**Description of the task:**
Copy the lines below word for word, starting with the first line and ending with the line that contains "Text: ~358m²/~0.088ac.: ~358m²/~0.088ac.: [153, 72, 447, 102]", including that line.
= = = =
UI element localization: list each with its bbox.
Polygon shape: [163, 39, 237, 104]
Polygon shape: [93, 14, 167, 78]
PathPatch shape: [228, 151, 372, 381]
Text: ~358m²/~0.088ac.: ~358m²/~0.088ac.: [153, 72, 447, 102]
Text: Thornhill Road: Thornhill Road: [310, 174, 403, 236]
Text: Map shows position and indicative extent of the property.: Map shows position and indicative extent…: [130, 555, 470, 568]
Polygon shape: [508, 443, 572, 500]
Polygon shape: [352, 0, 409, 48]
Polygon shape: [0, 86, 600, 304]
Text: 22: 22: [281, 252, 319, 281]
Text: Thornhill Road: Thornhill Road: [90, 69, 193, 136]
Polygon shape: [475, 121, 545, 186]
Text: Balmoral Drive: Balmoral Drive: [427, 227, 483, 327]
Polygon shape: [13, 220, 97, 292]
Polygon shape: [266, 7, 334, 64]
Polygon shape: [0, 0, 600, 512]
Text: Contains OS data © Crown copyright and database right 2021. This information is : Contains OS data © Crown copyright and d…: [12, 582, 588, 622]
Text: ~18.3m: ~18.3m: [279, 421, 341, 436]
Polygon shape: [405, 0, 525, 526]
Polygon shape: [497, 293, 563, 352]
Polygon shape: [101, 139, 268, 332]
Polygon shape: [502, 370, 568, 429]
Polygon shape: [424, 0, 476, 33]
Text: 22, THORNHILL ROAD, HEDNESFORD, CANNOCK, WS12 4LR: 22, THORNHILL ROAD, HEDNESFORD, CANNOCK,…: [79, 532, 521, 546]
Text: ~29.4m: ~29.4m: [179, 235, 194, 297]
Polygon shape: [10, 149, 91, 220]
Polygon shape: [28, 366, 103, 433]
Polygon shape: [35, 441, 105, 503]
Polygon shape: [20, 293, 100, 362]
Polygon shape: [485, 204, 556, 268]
= = = =
**Written response:**
UI element localization: list each with its bbox.
Polygon shape: [163, 39, 237, 104]
Polygon shape: [93, 14, 167, 78]
PathPatch shape: [228, 151, 372, 381]
Text: ~358m²/~0.088ac.: ~358m²/~0.088ac.: [153, 72, 447, 102]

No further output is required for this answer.